== STORED RECORDS ==

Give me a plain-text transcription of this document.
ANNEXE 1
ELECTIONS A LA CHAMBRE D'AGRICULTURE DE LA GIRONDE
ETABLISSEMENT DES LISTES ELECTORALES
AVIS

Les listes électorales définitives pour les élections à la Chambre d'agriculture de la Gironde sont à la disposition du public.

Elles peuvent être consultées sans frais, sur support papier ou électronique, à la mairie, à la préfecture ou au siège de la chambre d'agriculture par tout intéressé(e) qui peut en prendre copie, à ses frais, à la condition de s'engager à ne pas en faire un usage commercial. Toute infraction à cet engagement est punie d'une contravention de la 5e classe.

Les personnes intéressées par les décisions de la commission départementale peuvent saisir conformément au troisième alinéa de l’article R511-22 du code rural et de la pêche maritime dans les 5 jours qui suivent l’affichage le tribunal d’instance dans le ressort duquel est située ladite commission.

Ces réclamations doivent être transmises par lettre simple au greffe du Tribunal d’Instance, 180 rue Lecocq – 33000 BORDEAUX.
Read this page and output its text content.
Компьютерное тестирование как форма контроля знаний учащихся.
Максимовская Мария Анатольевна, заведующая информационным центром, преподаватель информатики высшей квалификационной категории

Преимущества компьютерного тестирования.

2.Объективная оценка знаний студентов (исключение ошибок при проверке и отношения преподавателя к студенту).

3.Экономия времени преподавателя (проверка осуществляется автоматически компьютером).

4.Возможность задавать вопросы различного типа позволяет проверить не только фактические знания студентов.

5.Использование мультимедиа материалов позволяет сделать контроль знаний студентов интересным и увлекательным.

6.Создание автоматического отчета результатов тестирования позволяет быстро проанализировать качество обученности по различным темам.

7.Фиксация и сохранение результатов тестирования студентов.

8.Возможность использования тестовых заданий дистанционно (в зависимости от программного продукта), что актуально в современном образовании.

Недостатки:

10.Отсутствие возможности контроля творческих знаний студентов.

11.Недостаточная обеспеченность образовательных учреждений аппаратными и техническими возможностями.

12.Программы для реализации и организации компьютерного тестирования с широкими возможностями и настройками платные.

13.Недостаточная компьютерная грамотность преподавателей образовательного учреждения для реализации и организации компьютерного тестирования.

===

(TASK PROMPT): Lines containing the string "Недостаточная" should be counted; reply with their number and nothing more.

(TASK SOLUTION): 2